╭──

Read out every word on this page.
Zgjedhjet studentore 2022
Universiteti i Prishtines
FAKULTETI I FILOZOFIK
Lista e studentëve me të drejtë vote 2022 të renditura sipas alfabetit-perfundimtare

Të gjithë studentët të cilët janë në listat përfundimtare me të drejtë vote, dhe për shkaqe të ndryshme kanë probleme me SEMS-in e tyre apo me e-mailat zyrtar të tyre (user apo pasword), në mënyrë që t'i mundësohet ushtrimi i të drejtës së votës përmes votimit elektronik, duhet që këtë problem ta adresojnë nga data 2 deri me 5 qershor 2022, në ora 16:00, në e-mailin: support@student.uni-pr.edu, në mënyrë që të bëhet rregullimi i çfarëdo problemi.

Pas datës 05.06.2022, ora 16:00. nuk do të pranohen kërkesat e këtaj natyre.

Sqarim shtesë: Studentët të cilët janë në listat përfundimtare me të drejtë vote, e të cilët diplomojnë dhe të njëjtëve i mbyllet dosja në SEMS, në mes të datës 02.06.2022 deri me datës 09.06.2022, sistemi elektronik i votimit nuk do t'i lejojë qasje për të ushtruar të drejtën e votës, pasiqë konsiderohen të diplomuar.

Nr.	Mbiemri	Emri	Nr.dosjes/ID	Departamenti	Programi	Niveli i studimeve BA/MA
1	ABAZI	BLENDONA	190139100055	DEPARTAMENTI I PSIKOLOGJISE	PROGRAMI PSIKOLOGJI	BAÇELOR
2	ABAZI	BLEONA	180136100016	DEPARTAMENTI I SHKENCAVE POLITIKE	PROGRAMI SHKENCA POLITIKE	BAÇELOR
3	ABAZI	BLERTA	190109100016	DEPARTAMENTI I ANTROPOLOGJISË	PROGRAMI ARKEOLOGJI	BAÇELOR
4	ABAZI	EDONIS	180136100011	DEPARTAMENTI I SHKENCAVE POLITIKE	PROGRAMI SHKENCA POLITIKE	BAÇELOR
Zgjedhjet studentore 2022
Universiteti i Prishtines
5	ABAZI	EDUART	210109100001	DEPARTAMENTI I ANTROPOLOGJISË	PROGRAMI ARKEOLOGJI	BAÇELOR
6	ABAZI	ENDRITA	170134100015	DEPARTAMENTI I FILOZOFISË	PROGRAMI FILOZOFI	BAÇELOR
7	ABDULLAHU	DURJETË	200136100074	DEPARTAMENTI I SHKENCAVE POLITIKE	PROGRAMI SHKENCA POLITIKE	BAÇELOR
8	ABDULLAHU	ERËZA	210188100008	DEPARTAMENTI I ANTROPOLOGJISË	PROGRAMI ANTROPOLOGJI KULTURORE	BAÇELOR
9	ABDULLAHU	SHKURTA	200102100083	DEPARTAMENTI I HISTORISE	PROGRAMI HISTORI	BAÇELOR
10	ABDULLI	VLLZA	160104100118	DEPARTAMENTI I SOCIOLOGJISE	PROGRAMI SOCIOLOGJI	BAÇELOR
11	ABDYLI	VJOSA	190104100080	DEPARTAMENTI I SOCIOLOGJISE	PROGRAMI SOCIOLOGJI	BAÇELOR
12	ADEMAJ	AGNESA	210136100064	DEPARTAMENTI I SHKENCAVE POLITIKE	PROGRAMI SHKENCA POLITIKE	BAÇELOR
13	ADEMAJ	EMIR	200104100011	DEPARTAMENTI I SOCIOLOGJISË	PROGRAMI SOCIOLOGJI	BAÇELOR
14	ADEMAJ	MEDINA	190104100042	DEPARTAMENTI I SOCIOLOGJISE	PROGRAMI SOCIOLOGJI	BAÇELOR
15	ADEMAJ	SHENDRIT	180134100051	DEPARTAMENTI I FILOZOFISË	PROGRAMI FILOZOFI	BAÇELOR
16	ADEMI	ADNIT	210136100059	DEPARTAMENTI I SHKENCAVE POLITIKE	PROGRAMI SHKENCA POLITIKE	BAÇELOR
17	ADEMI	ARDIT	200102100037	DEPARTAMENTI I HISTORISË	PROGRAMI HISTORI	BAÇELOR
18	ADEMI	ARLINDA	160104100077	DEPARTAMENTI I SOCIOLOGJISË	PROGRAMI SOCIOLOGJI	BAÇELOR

╰──

Extract the full listing above without altering anything.

FULL OUTPUT:
Read out every word on this page.
Zgjedhjet studentore 2022
Universiteti i Prishtines
FAKULTETI I FILOZOFIK
Lista e studentëve me të drejtë vote 2022 të renditura sipas alfabetit-perfundimtare

Të gjithë studentët të cilët janë në listat përfundimtare me të drejtë vote, dhe për shkaqe të ndryshme kanë probleme me SEMS-in e tyre apo me e-mailat zyrtar të tyre (user apo pasword), në mënyrë që t'i mundësohet ushtrimi i të drejtës së votës përmes votimit elektronik, duhet që këtë problem ta adresojnë nga data 2 deri me 5 qershor 2022, në ora 16:00, në e-mailin: support@student.uni-pr.edu, në mënyrë që të bëhet rregullimi i çfarëdo problemi.

Pas datës 05.06.2022, ora 16:00. nuk do të pranohen kërkesat e këtaj natyre.

Sqarim shtesë: Studentët të cilët janë në listat përfundimtare me të drejtë vote, e të cilët diplomojnë dhe të njëjtëve i mbyllet dosja në SEMS, në mes të datës 02.06.2022 deri me datës 09.06.2022, sistemi elektronik i votimit nuk do t'i lejojë qasje për të ushtruar të drejtën e votës, pasiqë konsiderohen të diplomuar.

Nr.	Mbiemri	Emri	Nr.dosjes/ID	Departamenti	Programi	Niveli i studimeve BA/MA
1	ABAZI	BLENDONA	190139100055	DEPARTAMENTI I PSIKOLOGJISE	PROGRAMI PSIKOLOGJI	BAÇELOR
2	ABAZI	BLEONA	180136100016	DEPARTAMENTI I SHKENCAVE POLITIKE	PROGRAMI SHKENCA POLITIKE	BAÇELOR
3	ABAZI	BLERTA	190109100016	DEPARTAMENTI I ANTROPOLOGJISË	PROGRAMI ARKEOLOGJI	BAÇELOR
4	ABAZI	EDONIS	180136100011	DEPARTAMENTI I SHKENCAVE POLITIKE	PROGRAMI SHKENCA POLITIKE	BAÇELOR
Zgjedhjet studentore 2022
Universiteti i Prishtines
5	ABAZI	EDUART	210109100001	DEPARTAMENTI I ANTROPOLOGJISË	PROGRAMI ARKEOLOGJI	BAÇELOR
6	ABAZI	ENDRITA	170134100015	DEPARTAMENTI I FILOZOFISË	PROGRAMI FILOZOFI	BAÇELOR
7	ABDULLAHU	DURJETË	200136100074	DEPARTAMENTI I SHKENCAVE POLITIKE	PROGRAMI SHKENCA POLITIKE	BAÇELOR
8	ABDULLAHU	ERËZA	210188100008	DEPARTAMENTI I ANTROPOLOGJISË	PROGRAMI ANTROPOLOGJI KULTURORE	BAÇELOR
9	ABDULLAHU	SHKURTA	200102100083	DEPARTAMENTI I HISTORISE	PROGRAMI HISTORI	BAÇELOR
10	ABDULLI	VLLZA	160104100118	DEPARTAMENTI I SOCIOLOGJISE	PROGRAMI SOCIOLOGJI	BAÇELOR
11	ABDYLI	VJOSA	190104100080	DEPARTAMENTI I SOCIOLOGJISE	PROGRAMI SOCIOLOGJI	BAÇELOR
12	ADEMAJ	AGNESA	210136100064	DEPARTAMENTI I SHKENCAVE POLITIKE	PROGRAMI SHKENCA POLITIKE	BAÇELOR
13	ADEMAJ	EMIR	200104100011	DEPARTAMENTI I SOCIOLOGJISË	PROGRAMI SOCIOLOGJI	BAÇELOR
14	ADEMAJ	MEDINA	190104100042	DEPARTAMENTI I SOCIOLOGJISE	PROGRAMI SOCIOLOGJI	BAÇELOR
15	ADEMAJ	SHENDRIT	180134100051	DEPARTAMENTI I FILOZOFISË	PROGRAMI FILOZOFI	BAÇELOR
16	ADEMI	ADNIT	210136100059	DEPARTAMENTI I SHKENCAVE POLITIKE	PROGRAMI SHKENCA POLITIKE	BAÇELOR
17	ADEMI	ARDIT	200102100037	DEPARTAMENTI I HISTORISË	PROGRAMI HISTORI	BAÇELOR
18	ADEMI	ARLINDA	160104100077	DEPARTAMENTI I SOCIOLOGJISË	PROGRAMI SOCIOLOGJI	BAÇELOR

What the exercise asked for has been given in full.